# SUPPLIED RECORDS
::::::::::

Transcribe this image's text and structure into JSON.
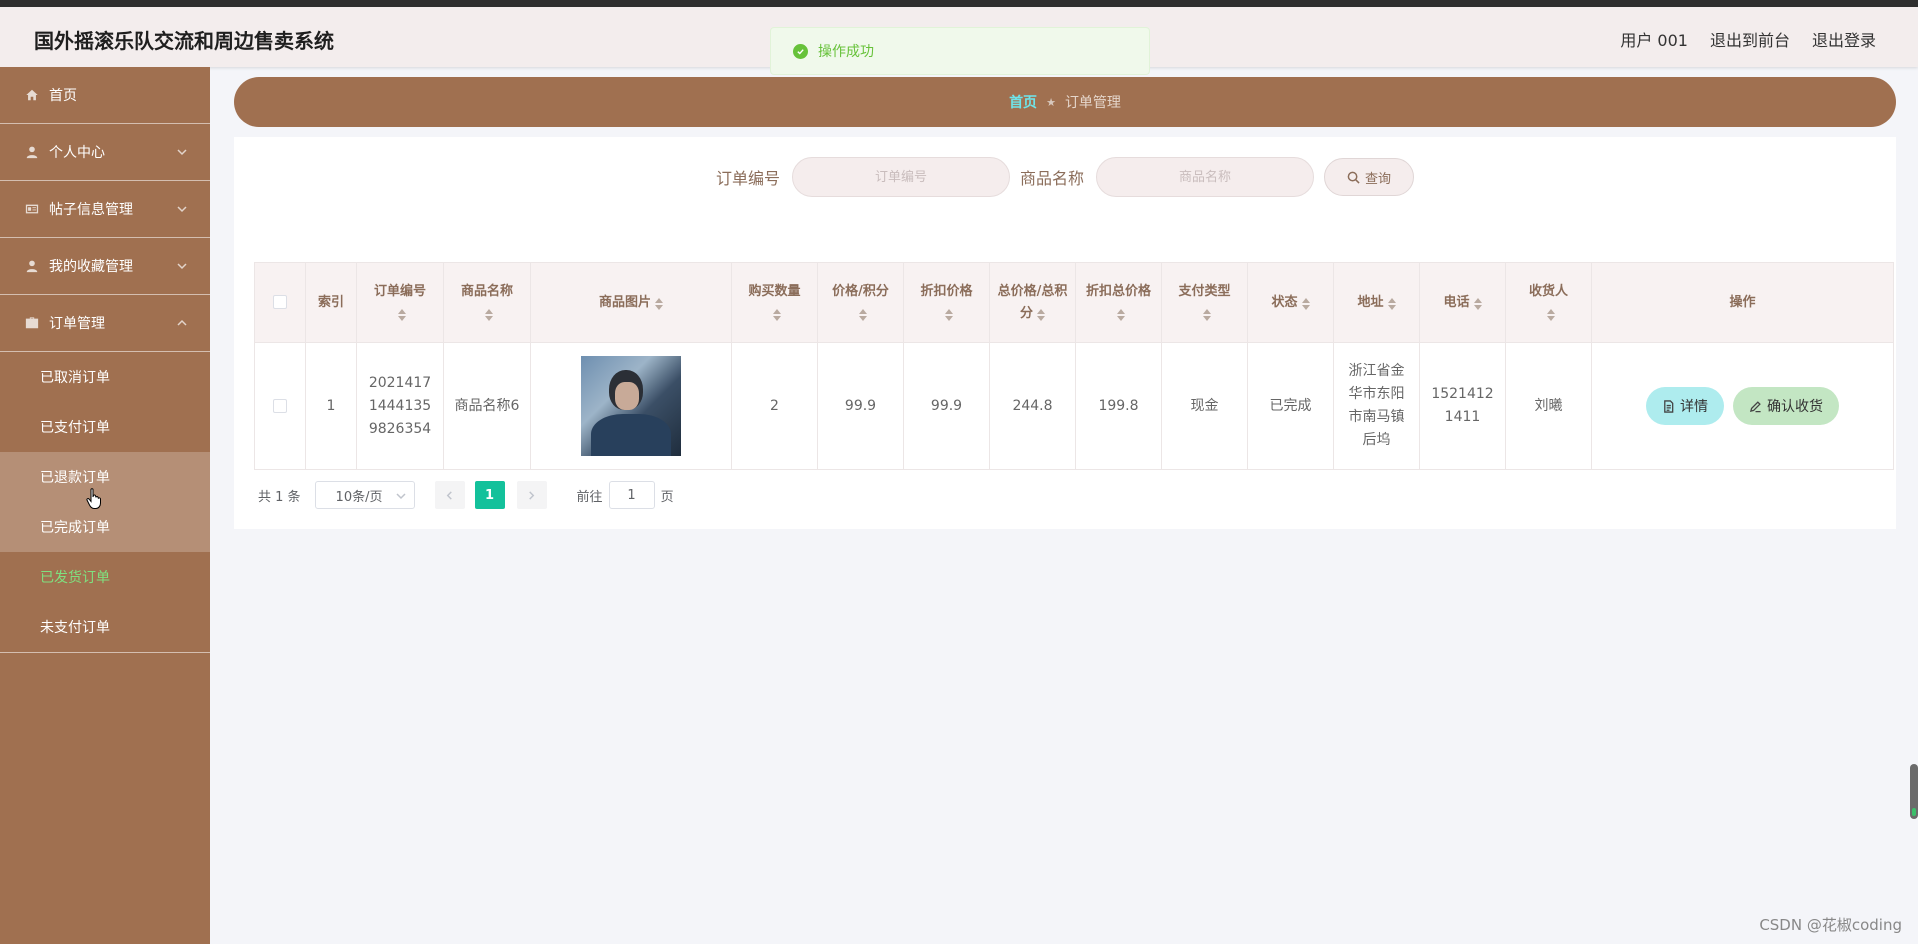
{
  "app": {
    "title": "国外摇滚乐队交流和周边售卖系统"
  },
  "header": {
    "user": "用户 001",
    "to_front": "退出到前台",
    "logout": "退出登录"
  },
  "toast": {
    "message": "操作成功",
    "color": "#67c23a"
  },
  "sidebar": {
    "items": [
      {
        "label": "首页",
        "icon": "home-icon"
      },
      {
        "label": "个人中心",
        "icon": "user-icon"
      },
      {
        "label": "帖子信息管理",
        "icon": "post-icon"
      },
      {
        "label": "我的收藏管理",
        "icon": "user-icon"
      },
      {
        "label": "订单管理",
        "icon": "bag-icon"
      }
    ],
    "order_sub": [
      {
        "label": "已取消订单"
      },
      {
        "label": "已支付订单"
      },
      {
        "label": "已退款订单"
      },
      {
        "label": "已完成订单"
      },
      {
        "label": "已发货订单"
      },
      {
        "label": "未支付订单"
      }
    ],
    "bg_color": "#a07050",
    "active_color": "#7fe07f"
  },
  "breadcrumb": {
    "home": "首页",
    "sep": "★",
    "current": "订单管理"
  },
  "search": {
    "order_no_label": "订单编号",
    "order_no_placeholder": "订单编号",
    "product_name_label": "商品名称",
    "product_name_placeholder": "商品名称",
    "button": "查询"
  },
  "table": {
    "columns": {
      "index": "索引",
      "order_no": "订单编号",
      "product_name": "商品名称",
      "product_image": "商品图片",
      "quantity": "购买数量",
      "price": "价格/积分",
      "discount_price": "折扣价格",
      "total": "总价格/总积分",
      "discount_total": "折扣总价格",
      "pay_type": "支付类型",
      "status": "状态",
      "address": "地址",
      "phone": "电话",
      "receiver": "收货人",
      "ops": "操作"
    },
    "rows": [
      {
        "index": "1",
        "order_no": "20214171444135 9826354",
        "product_name": "商品名称6",
        "quantity": "2",
        "price": "99.9",
        "discount_price": "99.9",
        "total": "244.8",
        "discount_total": "199.8",
        "pay_type": "现金",
        "status": "已完成",
        "address": "浙江省金华市东阳市南马镇后坞",
        "phone": "15214121411",
        "receiver": "刘曦",
        "detail_btn": "详情",
        "confirm_btn": "确认收货"
      }
    ]
  },
  "pagination": {
    "total": "共 1 条",
    "page_size": "10条/页",
    "current": "1",
    "goto_label": "前往",
    "goto_value": "1",
    "page_suffix": "页",
    "accent": "#13c19b"
  },
  "watermark": "CSDN @花椒coding"
}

::::::::::

# EXERCISE OBJECTIVE
Generate a word-for-word copy of the preceding records, excluding all pictures.

# FINAL RESULT
Transcribe this image's text and structure into JSON.
{
  "app": {
    "title": "国外摇滚乐队交流和周边售卖系统"
  },
  "header": {
    "user": "用户 001",
    "to_front": "退出到前台",
    "logout": "退出登录"
  },
  "toast": {
    "message": "操作成功",
    "color": "#67c23a"
  },
  "sidebar": {
    "items": [
      {
        "label": "首页",
        "icon": "home-icon"
      },
      {
        "label": "个人中心",
        "icon": "user-icon"
      },
      {
        "label": "帖子信息管理",
        "icon": "post-icon"
      },
      {
        "label": "我的收藏管理",
        "icon": "user-icon"
      },
      {
        "label": "订单管理",
        "icon": "bag-icon"
      }
    ],
    "order_sub": [
      {
        "label": "已取消订单"
      },
      {
        "label": "已支付订单"
      },
      {
        "label": "已退款订单"
      },
      {
        "label": "已完成订单"
      },
      {
        "label": "已发货订单"
      },
      {
        "label": "未支付订单"
      }
    ],
    "bg_color": "#a07050",
    "active_color": "#7fe07f"
  },
  "breadcrumb": {
    "home": "首页",
    "sep": "★",
    "current": "订单管理"
  },
  "search": {
    "order_no_label": "订单编号",
    "order_no_placeholder": "订单编号",
    "product_name_label": "商品名称",
    "product_name_placeholder": "商品名称",
    "button": "查询"
  },
  "table": {
    "columns": {
      "index": "索引",
      "order_no": "订单编号",
      "product_name": "商品名称",
      "product_image": "商品图片",
      "quantity": "购买数量",
      "price": "价格/积分",
      "discount_price": "折扣价格",
      "total": "总价格/总积分",
      "discount_total": "折扣总价格",
      "pay_type": "支付类型",
      "status": "状态",
      "address": "地址",
      "phone": "电话",
      "receiver": "收货人",
      "ops": "操作"
    },
    "rows": [
      {
        "index": "1",
        "order_no": "20214171444135 9826354",
        "product_name": "商品名称6",
        "quantity": "2",
        "price": "99.9",
        "discount_price": "99.9",
        "total": "244.8",
        "discount_total": "199.8",
        "pay_type": "现金",
        "status": "已完成",
        "address": "浙江省金华市东阳市南马镇后坞",
        "phone": "15214121411",
        "receiver": "刘曦",
        "detail_btn": "详情",
        "confirm_btn": "确认收货"
      }
    ]
  },
  "pagination": {
    "total": "共 1 条",
    "page_size": "10条/页",
    "current": "1",
    "goto_label": "前往",
    "goto_value": "1",
    "page_suffix": "页",
    "accent": "#13c19b"
  },
  "watermark": "CSDN @花椒coding"
}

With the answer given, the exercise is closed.